Dataset items
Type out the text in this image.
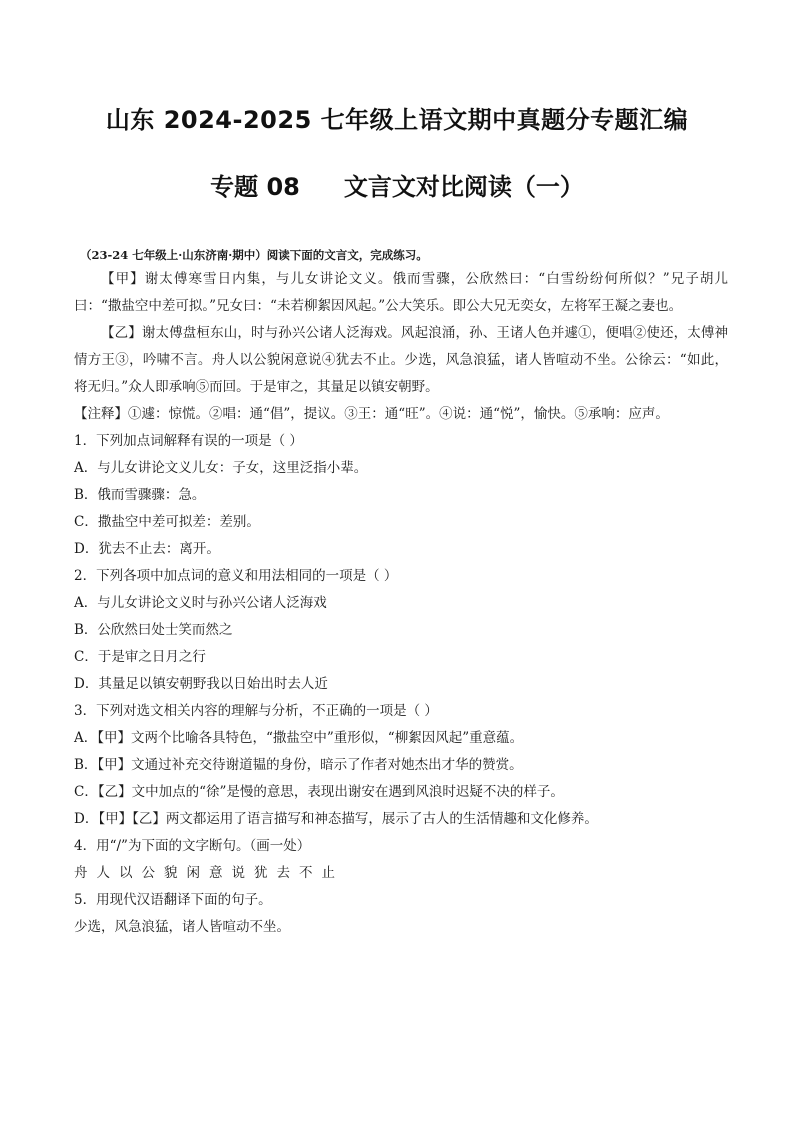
山东 2024-2025 七年级上语文期中真题分专题汇编
专题 08 文言文对比阅读（一）
（23-24 七年级上·山东济南·期中）阅读下面的文言文，完成练习。
【甲】谢太傅寒雪日内集，与儿女讲论文义。俄而雪骤，公欣然曰：“白雪纷纷何所似？”兄子胡儿曰：“撒盐空中差可拟。”兄女曰：“未若柳絮因风起。”公大笑乐。即公大兄无奕女，左将军王凝之妻也。
【乙】谢太傅盘桓东山，时与孙兴公诸人泛海戏。风起浪涌，孙、王诸人色并遽①，便唱②使还，太傅神情方王③，吟啸不言。舟人以公貌闲意说④犹去不止。少选，风急浪猛，诸人皆喧动不坐。公徐云：“如此，将无归。”众人即承响⑤而回。于是审之，其量足以镇安朝野。
【注释】①遽：惊慌。②唱：通“倡”，提议。③王：通“旺”。④说：通“悦”，愉快。⑤承响：应声。
1．下列加点词解释有误的一项是（ ）
A．与儿女讲论文义儿女：子女，这里泛指小辈。
B．俄而雪骤骤：急。
C．撒盐空中差可拟差：差别。
D．犹去不止去：离开。
2．下列各项中加点词的意义和用法相同的一项是（ ）
A．与儿女讲论文义时与孙兴公诸人泛海戏
B．公欣然曰处士笑而然之
C．于是审之日月之行
D．其量足以镇安朝野我以日始出时去人近
3．下列对选文相关内容的理解与分析，不正确的一项是（ ）
A．【甲】文两个比喻各具特色，“撒盐空中”重形似，“柳絮因风起”重意蕴。
B．【甲】文通过补充交待谢道韫的身份，暗示了作者对她杰出才华的赞赏。
C．【乙】文中加点的“徐”是慢的意思，表现出谢安在遇到风浪时迟疑不决的样子。
D．【甲】【乙】两文都运用了语言描写和神态描写，展示了古人的生活情趣和文化修养。
4．用“/”为下面的文字断句。（画一处）
舟人以公貌闲意说犹去不止
5．用现代汉语翻译下面的句子。
少选，风急浪猛，诸人皆喧动不坐。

# What the task requires
Omit all pictures while transcribing the entries verbatim.

# Result of this exercise
Type out the text in this image.
山东 2024-2025 七年级上语文期中真题分专题汇编
专题 08 文言文对比阅读（一）
（23-24 七年级上·山东济南·期中）阅读下面的文言文，完成练习。
【甲】谢太傅寒雪日内集，与儿女讲论文义。俄而雪骤，公欣然曰：“白雪纷纷何所似？”兄子胡儿曰：“撒盐空中差可拟。”兄女曰：“未若柳絮因风起。”公大笑乐。即公大兄无奕女，左将军王凝之妻也。
【乙】谢太傅盘桓东山，时与孙兴公诸人泛海戏。风起浪涌，孙、王诸人色并遽①，便唱②使还，太傅神情方王③，吟啸不言。舟人以公貌闲意说④犹去不止。少选，风急浪猛，诸人皆喧动不坐。公徐云：“如此，将无归。”众人即承响⑤而回。于是审之，其量足以镇安朝野。
【注释】①遽：惊慌。②唱：通“倡”，提议。③王：通“旺”。④说：通“悦”，愉快。⑤承响：应声。
1．下列加点词解释有误的一项是（ ）
A．与儿女讲论文义儿女：子女，这里泛指小辈。
B．俄而雪骤骤：急。
C．撒盐空中差可拟差：差别。
D．犹去不止去：离开。
2．下列各项中加点词的意义和用法相同的一项是（ ）
A．与儿女讲论文义时与孙兴公诸人泛海戏
B．公欣然曰处士笑而然之
C．于是审之日月之行
D．其量足以镇安朝野我以日始出时去人近
3．下列对选文相关内容的理解与分析，不正确的一项是（ ）
A．【甲】文两个比喻各具特色，“撒盐空中”重形似，“柳絮因风起”重意蕴。
B．【甲】文通过补充交待谢道韫的身份，暗示了作者对她杰出才华的赞赏。
C．【乙】文中加点的“徐”是慢的意思，表现出谢安在遇到风浪时迟疑不决的样子。
D．【甲】【乙】两文都运用了语言描写和神态描写，展示了古人的生活情趣和文化修养。
4．用“/”为下面的文字断句。（画一处）
舟人以公貌闲意说犹去不止
5．用现代汉语翻译下面的句子。
少选，风急浪猛，诸人皆喧动不坐。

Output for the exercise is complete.